GIVEN EXERCISE →
Identify and pull out each line of the entries in which "name" occurs.

PROVIDED RECORDS →
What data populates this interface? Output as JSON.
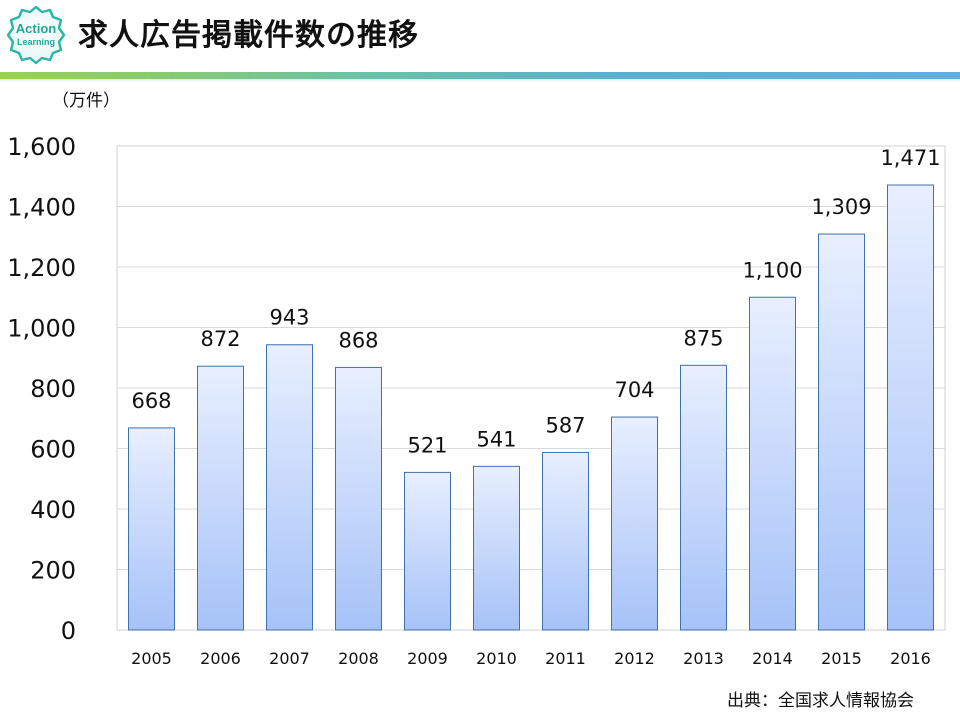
{
  "header": {
    "logo_line1": "Action",
    "logo_line2": "Learning",
    "title": "求人広告掲載件数の推移"
  },
  "source_note": "出典：全国求人情報協会",
  "chart_data": {
    "type": "bar",
    "title": "求人広告掲載件数の推移",
    "ylabel": "（万件）",
    "xlabel": "",
    "categories": [
      "2005",
      "2006",
      "2007",
      "2008",
      "2009",
      "2010",
      "2011",
      "2012",
      "2013",
      "2014",
      "2015",
      "2016"
    ],
    "values": [
      668,
      872,
      943,
      868,
      521,
      541,
      587,
      704,
      875,
      1100,
      1309,
      1471
    ],
    "data_labels": [
      "668",
      "872",
      "943",
      "868",
      "521",
      "541",
      "587",
      "704",
      "875",
      "1,100",
      "1,309",
      "1,471"
    ],
    "ylim": [
      0,
      1600
    ],
    "yticks": [
      0,
      200,
      400,
      600,
      800,
      1000,
      1200,
      1400,
      1600
    ],
    "ytick_labels": [
      "0",
      "200",
      "400",
      "600",
      "800",
      "1,000",
      "1,200",
      "1,400",
      "1,600"
    ],
    "grid": true,
    "legend": "none",
    "colors": {
      "bar_top": "#e8efff",
      "bar_bottom": "#a6c2f8",
      "bar_edge": "#3f72a8",
      "grid": "#d9d9d9"
    }
  }
}
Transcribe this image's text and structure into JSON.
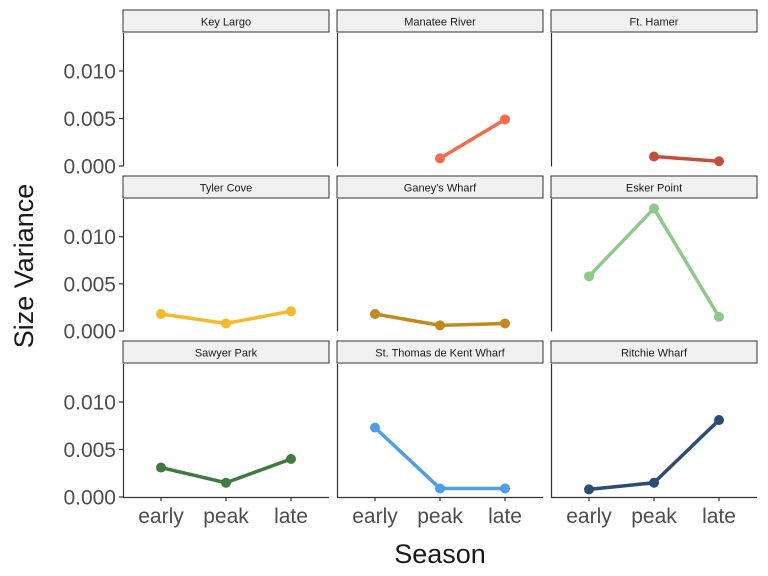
{
  "chart_data": {
    "type": "line",
    "xlabel": "Season",
    "ylabel": "Size Variance",
    "categories": [
      "early",
      "peak",
      "late"
    ],
    "ylim": [
      0,
      0.014
    ],
    "yticks": [
      0.0,
      0.005,
      0.01
    ],
    "ytick_labels": [
      "0.000",
      "0.005",
      "0.010"
    ],
    "grid": false,
    "legend": "none",
    "facets": [
      {
        "name": "Key Largo",
        "color": "#7f7f7f",
        "values": [
          null,
          null,
          null
        ]
      },
      {
        "name": "Manatee River",
        "color": "#f26b4a",
        "values": [
          null,
          0.0008,
          0.0049
        ]
      },
      {
        "name": "Ft. Hamer",
        "color": "#c44e3c",
        "values": [
          null,
          0.001,
          0.0005
        ]
      },
      {
        "name": "Tyler Cove",
        "color": "#f5b82e",
        "values": [
          0.0018,
          0.0008,
          0.0021
        ]
      },
      {
        "name": "Ganey's Wharf",
        "color": "#c18a1c",
        "values": [
          0.0018,
          0.0006,
          0.0008
        ]
      },
      {
        "name": "Esker Point",
        "color": "#8ec98a",
        "values": [
          0.0058,
          0.013,
          0.0015
        ]
      },
      {
        "name": "Sawyer Park",
        "color": "#3f7a3e",
        "values": [
          0.0031,
          0.0015,
          0.004
        ]
      },
      {
        "name": "St. Thomas de Kent Wharf",
        "color": "#4f9de6",
        "values": [
          0.0073,
          0.0009,
          0.0009
        ]
      },
      {
        "name": "Ritchie Wharf",
        "color": "#2c4c74",
        "values": [
          0.0008,
          0.0015,
          0.0081
        ]
      }
    ]
  }
}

ANSWER FOR THIS EXERCISE →
        "name": "Key Largo",
        "name": "Manatee River",
        "name": "Ft. Hamer",
        "name": "Tyler Cove",
        "name": "Ganey's Wharf",
        "name": "Esker Point",
        "name": "Sawyer Park",
        "name": "St. Thomas de Kent Wharf",
        "name": "Ritchie Wharf",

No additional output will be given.